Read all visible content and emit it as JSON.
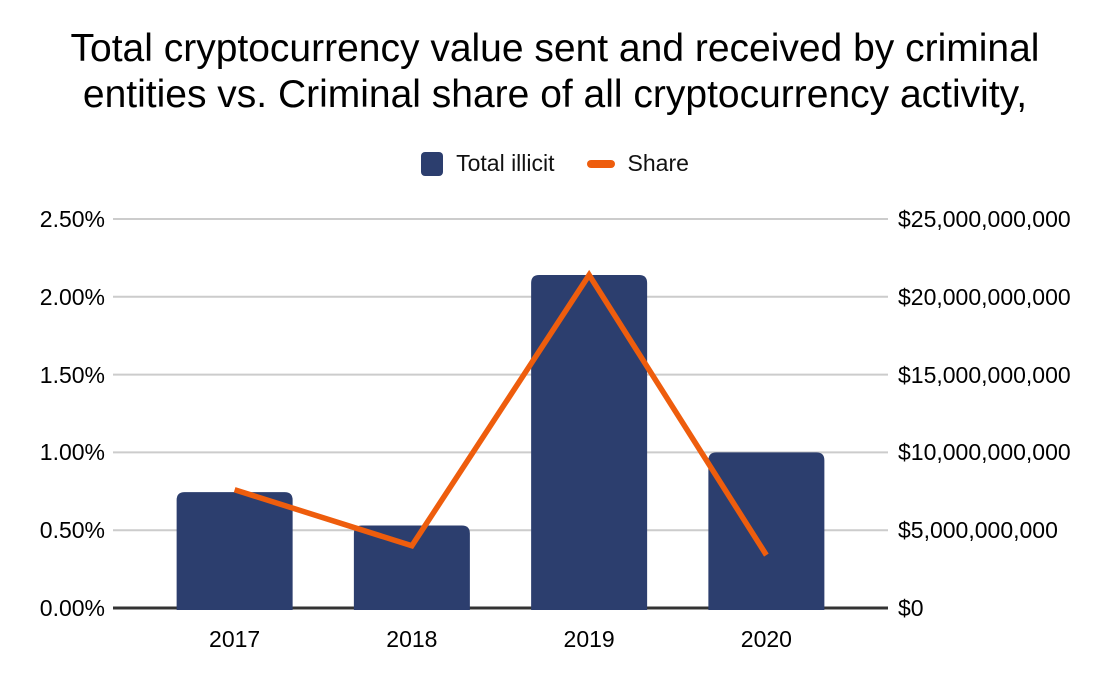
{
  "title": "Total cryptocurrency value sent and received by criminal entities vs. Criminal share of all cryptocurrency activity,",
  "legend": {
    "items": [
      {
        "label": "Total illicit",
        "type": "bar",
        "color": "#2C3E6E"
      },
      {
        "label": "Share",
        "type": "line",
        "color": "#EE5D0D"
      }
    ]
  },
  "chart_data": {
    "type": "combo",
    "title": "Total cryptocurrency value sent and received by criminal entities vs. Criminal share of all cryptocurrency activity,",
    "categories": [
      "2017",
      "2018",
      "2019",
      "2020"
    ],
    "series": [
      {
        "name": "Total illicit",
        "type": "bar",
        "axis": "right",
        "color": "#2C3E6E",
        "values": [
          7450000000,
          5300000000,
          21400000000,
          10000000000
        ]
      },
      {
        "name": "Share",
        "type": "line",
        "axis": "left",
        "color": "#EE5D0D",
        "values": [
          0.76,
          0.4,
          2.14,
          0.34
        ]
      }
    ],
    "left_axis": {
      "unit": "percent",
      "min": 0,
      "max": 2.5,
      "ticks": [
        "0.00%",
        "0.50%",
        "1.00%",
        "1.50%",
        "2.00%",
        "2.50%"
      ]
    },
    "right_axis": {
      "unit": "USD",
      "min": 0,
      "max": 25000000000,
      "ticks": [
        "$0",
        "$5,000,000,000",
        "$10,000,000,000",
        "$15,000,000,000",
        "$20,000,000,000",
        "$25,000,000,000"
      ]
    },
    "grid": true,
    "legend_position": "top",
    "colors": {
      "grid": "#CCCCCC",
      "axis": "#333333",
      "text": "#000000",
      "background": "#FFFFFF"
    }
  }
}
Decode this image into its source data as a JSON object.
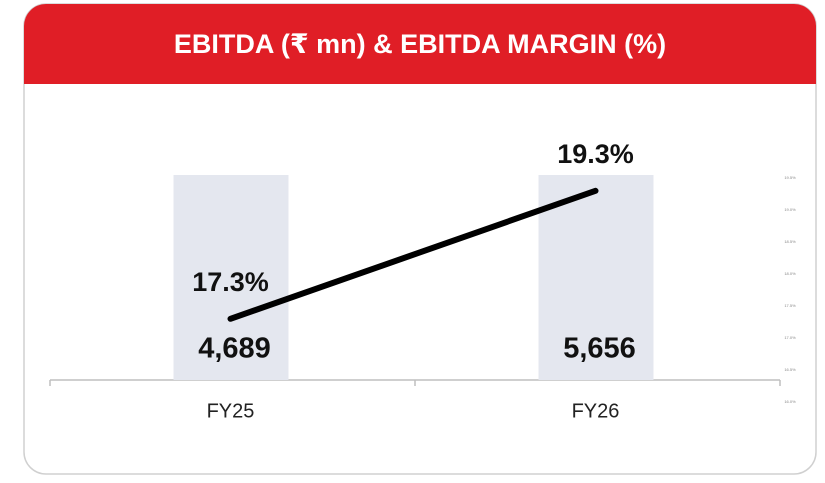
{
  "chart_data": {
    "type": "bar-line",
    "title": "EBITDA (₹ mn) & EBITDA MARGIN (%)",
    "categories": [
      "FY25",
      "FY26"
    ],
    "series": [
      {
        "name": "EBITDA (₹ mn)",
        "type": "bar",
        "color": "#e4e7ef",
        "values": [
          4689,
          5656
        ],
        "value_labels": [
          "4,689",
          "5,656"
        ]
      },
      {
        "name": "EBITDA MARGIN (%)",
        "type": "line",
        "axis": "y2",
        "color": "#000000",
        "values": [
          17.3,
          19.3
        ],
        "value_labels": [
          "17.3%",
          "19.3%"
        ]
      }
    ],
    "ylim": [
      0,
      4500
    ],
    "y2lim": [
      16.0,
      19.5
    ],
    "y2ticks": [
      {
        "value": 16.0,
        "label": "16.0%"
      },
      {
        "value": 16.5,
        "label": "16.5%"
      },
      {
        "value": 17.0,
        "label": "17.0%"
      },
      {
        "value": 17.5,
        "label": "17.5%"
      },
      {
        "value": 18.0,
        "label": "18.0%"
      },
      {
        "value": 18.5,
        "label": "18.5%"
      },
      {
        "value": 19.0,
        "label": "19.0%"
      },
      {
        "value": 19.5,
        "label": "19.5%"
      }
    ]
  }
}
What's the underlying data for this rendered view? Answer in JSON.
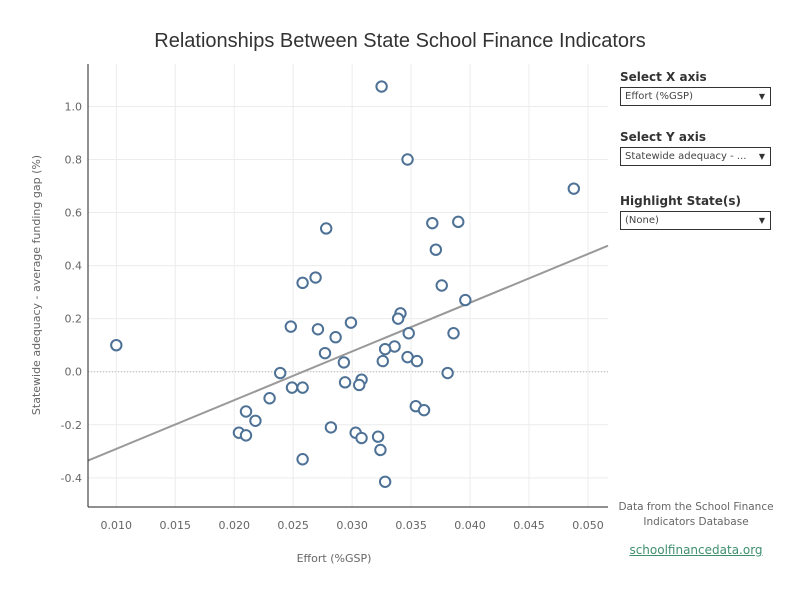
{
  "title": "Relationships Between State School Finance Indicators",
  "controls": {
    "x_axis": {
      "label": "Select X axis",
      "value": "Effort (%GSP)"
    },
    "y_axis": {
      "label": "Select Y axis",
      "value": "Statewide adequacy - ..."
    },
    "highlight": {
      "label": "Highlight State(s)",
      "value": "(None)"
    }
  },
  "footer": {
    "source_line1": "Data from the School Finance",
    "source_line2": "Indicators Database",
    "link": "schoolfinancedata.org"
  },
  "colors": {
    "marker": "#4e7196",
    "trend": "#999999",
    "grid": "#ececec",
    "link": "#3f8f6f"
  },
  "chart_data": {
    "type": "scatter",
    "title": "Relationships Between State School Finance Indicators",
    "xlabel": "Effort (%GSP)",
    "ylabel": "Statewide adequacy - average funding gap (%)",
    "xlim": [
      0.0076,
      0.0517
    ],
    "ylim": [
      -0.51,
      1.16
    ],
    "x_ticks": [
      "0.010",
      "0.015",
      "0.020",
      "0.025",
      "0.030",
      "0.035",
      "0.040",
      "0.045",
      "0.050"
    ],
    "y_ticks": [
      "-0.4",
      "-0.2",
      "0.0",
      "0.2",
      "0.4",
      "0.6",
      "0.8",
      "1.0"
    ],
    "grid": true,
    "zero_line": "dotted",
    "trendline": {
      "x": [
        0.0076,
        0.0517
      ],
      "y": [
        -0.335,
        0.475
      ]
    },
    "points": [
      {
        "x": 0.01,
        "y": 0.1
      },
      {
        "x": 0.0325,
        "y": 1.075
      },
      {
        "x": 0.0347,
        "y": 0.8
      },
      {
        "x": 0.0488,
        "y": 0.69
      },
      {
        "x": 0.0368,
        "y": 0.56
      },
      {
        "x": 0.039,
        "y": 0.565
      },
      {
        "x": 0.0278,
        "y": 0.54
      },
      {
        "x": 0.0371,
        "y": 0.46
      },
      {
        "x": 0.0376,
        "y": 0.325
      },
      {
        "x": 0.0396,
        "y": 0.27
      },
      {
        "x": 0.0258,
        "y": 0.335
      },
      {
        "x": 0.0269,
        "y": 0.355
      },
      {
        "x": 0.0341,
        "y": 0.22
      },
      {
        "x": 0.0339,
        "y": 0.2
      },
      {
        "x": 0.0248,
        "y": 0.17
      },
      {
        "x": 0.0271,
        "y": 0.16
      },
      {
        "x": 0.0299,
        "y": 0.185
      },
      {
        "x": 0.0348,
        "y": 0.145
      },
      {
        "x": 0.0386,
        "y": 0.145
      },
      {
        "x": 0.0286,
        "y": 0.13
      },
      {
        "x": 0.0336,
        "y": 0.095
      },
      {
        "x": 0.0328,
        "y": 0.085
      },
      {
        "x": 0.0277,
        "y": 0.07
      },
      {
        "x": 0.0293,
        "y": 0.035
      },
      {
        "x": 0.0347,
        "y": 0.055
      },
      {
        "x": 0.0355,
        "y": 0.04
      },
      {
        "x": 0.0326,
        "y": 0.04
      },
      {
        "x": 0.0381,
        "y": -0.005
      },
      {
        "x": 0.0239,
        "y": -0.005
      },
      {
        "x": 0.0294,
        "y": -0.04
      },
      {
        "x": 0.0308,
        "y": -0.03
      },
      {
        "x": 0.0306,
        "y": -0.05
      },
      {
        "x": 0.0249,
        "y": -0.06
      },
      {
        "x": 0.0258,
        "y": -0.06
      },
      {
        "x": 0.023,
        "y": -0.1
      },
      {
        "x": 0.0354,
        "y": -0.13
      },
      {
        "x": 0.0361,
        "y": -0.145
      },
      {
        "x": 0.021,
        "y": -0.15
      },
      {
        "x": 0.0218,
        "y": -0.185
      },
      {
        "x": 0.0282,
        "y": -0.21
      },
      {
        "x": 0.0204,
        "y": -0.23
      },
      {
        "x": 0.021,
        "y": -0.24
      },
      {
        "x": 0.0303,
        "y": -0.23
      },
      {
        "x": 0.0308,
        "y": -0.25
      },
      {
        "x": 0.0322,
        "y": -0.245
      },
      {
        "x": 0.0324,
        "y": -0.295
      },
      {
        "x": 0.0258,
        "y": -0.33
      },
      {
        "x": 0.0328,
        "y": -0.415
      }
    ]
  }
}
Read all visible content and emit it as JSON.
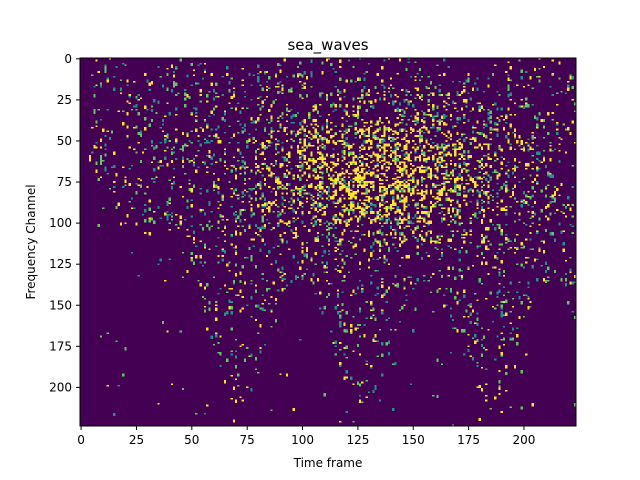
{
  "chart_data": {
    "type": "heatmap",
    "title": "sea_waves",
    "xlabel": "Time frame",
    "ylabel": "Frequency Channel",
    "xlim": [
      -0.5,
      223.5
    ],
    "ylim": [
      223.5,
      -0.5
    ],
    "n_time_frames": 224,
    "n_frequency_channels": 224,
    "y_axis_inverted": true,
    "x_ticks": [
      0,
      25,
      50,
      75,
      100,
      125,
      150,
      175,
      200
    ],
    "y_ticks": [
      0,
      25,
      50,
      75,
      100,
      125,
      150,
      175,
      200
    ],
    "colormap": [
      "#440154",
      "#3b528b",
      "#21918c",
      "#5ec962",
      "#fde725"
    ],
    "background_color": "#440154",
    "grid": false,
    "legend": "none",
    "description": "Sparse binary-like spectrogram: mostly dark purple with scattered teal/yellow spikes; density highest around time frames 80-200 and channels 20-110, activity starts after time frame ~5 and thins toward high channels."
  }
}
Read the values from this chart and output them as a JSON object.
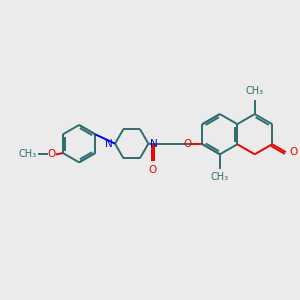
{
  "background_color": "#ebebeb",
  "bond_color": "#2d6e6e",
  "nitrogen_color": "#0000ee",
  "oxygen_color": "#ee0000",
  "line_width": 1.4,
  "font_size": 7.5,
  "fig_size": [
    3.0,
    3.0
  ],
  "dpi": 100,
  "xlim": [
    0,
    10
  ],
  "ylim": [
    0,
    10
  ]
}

※

GOAL:
Only the count is wanted: report how many lines of the material above hold the word "link".

WORKED ANSWER:
2